▸ ENTRIES:
^^^^^^^^
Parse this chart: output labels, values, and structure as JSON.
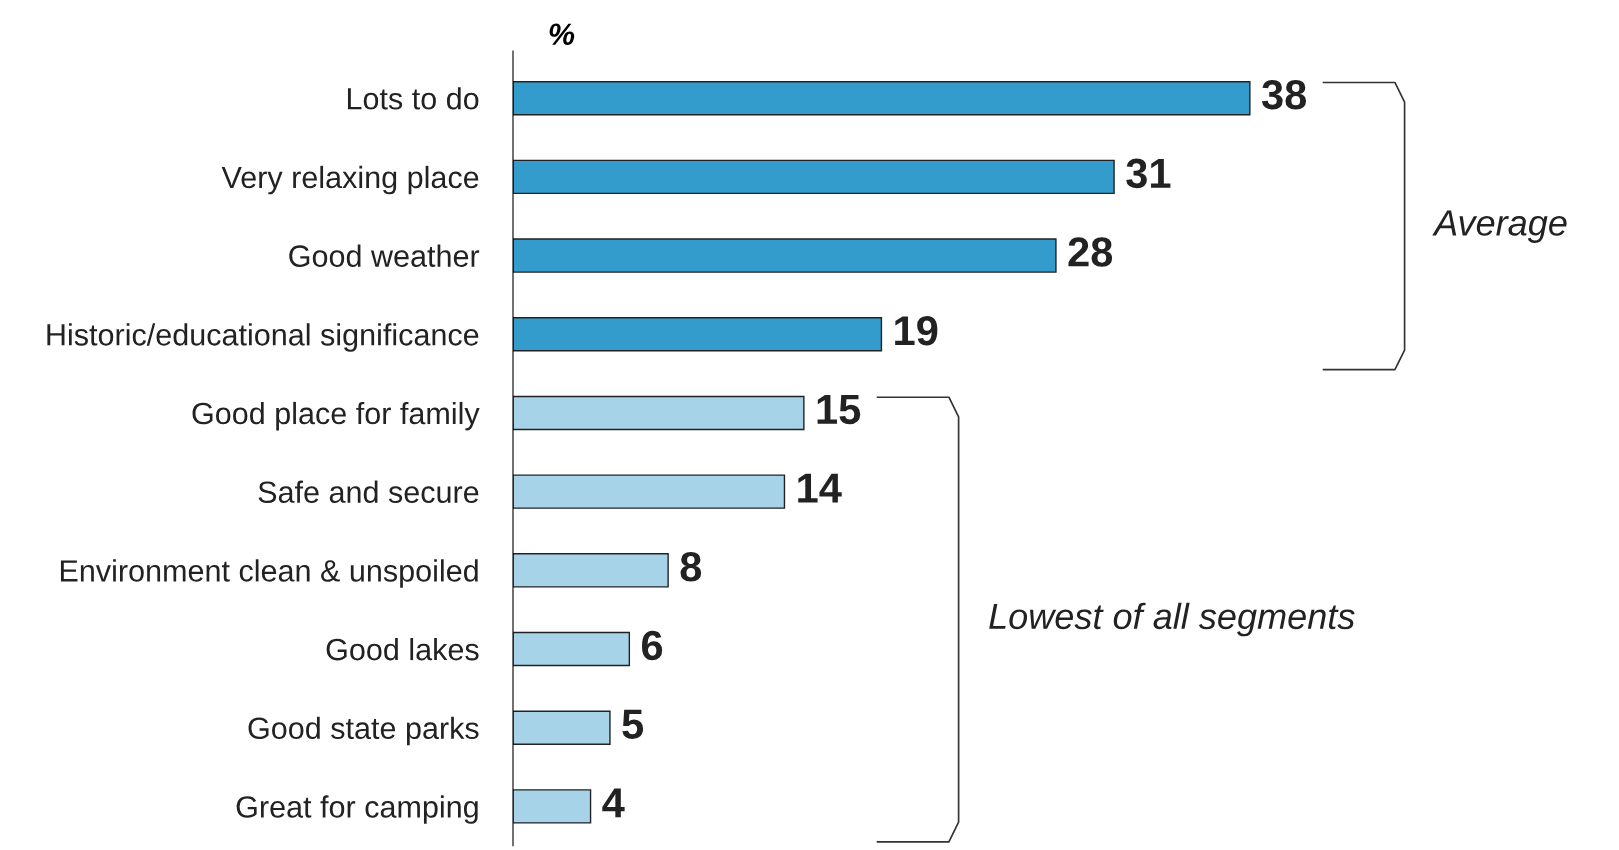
{
  "chart_data": {
    "type": "bar",
    "orientation": "horizontal",
    "xlabel": "%",
    "categories": [
      "Lots to do",
      "Very relaxing place",
      "Good weather",
      "Historic/educational significance",
      "Good place for family",
      "Safe and secure",
      "Environment clean & unspoiled",
      "Good lakes",
      "Good state parks",
      "Great for camping"
    ],
    "values": [
      38,
      31,
      28,
      19,
      15,
      14,
      8,
      6,
      5,
      4
    ],
    "colors": [
      "#339ccc",
      "#339ccc",
      "#339ccc",
      "#339ccc",
      "#a6d3e8",
      "#a6d3e8",
      "#a6d3e8",
      "#a6d3e8",
      "#a6d3e8",
      "#a6d3e8"
    ],
    "data_labels": true,
    "grid": false,
    "legend": false,
    "annotations": [
      "Average",
      "Lowest of all segments"
    ]
  }
}
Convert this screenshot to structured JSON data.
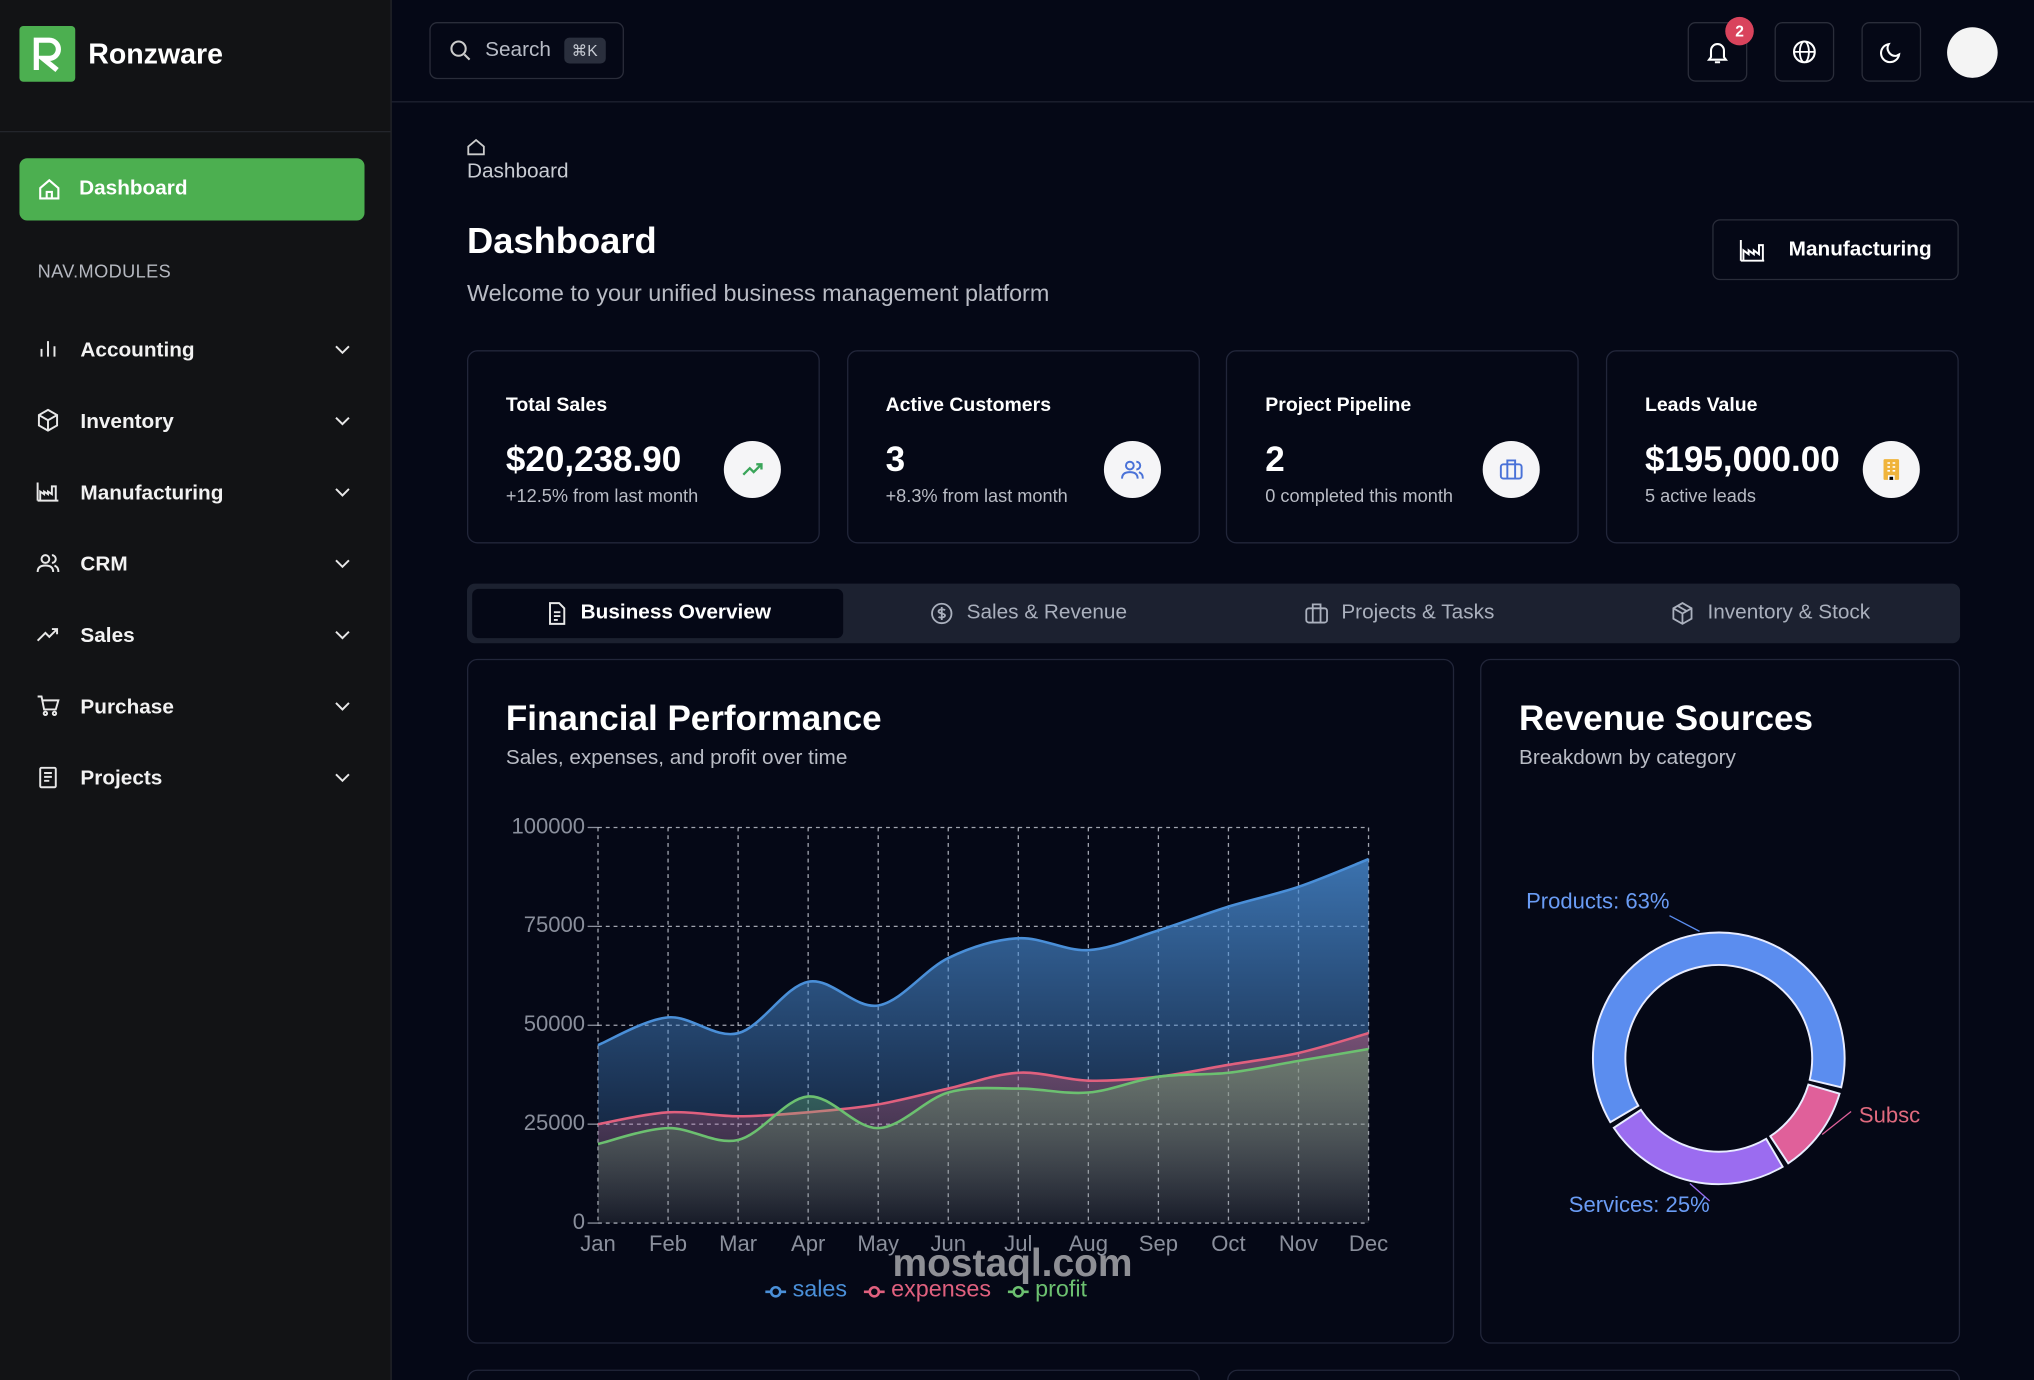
^^^^^^^^
▸ AIM OF THE TASK: The word "values" appears in how many lines of the records? Give the number only.

▸ REPLY TO THE TASK: 2